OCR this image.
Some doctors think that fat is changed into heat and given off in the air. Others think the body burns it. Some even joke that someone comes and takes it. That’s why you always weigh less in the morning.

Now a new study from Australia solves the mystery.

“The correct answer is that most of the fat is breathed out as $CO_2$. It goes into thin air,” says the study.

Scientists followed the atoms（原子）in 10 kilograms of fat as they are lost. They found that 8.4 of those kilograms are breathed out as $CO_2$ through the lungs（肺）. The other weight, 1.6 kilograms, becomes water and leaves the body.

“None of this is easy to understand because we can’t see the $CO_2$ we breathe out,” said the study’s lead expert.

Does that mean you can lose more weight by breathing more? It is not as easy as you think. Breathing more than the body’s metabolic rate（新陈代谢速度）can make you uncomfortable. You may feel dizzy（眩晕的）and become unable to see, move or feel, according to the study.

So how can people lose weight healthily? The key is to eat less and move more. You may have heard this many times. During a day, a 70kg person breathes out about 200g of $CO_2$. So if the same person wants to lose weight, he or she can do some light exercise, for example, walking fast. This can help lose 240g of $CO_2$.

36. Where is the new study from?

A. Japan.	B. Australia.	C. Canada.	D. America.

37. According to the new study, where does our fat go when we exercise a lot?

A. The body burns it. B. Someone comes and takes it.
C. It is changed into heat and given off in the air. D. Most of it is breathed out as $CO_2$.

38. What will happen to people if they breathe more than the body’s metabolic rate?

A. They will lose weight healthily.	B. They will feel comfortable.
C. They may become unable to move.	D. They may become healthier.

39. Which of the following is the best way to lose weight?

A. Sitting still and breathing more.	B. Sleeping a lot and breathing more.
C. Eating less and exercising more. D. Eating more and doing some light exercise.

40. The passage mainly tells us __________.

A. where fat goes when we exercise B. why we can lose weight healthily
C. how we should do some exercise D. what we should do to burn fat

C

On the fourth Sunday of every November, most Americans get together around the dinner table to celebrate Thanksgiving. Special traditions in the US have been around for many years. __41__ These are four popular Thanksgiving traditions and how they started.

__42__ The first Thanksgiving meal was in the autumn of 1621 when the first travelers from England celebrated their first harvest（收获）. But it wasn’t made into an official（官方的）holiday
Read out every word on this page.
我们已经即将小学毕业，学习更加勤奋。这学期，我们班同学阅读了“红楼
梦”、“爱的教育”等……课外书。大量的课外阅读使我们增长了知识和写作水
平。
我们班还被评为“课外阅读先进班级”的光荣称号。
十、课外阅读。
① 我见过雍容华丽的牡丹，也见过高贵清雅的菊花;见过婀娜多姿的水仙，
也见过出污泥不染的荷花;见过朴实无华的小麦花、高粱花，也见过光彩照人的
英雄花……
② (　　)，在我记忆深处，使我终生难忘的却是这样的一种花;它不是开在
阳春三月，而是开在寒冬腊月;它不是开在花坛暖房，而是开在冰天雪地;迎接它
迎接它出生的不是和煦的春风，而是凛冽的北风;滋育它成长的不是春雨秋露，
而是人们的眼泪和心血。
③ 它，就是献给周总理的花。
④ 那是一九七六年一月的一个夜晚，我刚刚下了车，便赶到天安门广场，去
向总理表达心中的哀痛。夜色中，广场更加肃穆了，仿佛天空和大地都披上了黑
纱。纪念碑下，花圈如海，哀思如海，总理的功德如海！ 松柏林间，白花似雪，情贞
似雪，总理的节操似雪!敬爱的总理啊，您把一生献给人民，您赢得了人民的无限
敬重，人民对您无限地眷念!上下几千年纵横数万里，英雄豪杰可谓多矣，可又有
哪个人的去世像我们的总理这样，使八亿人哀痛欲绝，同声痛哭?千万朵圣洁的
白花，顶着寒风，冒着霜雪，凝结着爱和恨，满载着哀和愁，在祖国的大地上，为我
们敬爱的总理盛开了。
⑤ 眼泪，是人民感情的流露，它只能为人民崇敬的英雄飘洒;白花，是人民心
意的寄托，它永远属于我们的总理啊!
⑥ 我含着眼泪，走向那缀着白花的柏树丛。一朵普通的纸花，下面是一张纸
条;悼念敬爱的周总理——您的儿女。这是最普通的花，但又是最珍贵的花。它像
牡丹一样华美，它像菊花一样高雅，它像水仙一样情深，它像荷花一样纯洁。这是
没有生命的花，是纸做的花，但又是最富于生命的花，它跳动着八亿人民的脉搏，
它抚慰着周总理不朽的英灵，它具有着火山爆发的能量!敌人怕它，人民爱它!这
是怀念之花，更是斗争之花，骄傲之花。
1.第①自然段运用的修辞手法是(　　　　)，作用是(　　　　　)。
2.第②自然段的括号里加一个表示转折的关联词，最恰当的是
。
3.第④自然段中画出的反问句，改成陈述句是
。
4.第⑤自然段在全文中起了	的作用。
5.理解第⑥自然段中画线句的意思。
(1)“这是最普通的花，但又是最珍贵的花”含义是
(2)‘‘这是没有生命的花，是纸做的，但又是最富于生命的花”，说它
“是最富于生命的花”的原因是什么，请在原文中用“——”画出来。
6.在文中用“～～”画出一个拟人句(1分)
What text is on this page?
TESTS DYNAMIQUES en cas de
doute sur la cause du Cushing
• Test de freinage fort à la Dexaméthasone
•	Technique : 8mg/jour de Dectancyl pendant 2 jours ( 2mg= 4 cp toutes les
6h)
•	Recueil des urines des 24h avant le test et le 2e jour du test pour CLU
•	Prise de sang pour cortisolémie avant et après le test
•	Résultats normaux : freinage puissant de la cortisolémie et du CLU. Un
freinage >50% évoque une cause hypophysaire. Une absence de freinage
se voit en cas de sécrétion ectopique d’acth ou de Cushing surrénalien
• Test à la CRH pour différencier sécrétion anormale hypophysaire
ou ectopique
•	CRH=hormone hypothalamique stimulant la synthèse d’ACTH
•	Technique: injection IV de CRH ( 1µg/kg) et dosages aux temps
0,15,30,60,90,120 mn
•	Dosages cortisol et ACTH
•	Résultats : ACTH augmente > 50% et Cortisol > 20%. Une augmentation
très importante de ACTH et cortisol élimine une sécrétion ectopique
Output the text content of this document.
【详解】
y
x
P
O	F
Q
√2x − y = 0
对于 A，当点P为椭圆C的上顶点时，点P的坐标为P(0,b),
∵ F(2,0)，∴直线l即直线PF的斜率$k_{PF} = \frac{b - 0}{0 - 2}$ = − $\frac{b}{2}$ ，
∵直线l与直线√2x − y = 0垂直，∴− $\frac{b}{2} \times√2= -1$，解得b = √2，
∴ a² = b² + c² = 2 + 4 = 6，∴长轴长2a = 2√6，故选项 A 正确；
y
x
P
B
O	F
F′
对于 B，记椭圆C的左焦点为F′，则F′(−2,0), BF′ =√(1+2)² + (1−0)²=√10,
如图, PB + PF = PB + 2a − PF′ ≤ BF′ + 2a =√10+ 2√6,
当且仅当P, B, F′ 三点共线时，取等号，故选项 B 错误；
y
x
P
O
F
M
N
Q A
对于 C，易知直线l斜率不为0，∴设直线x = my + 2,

###

● **What you have to do**: Go through the material and copy out every line with "Australia" in it.

● **Reply**:
Now a new study from Australia solves the mystery.
A. Japan.	B. Australia.	C. Canada.	D. America.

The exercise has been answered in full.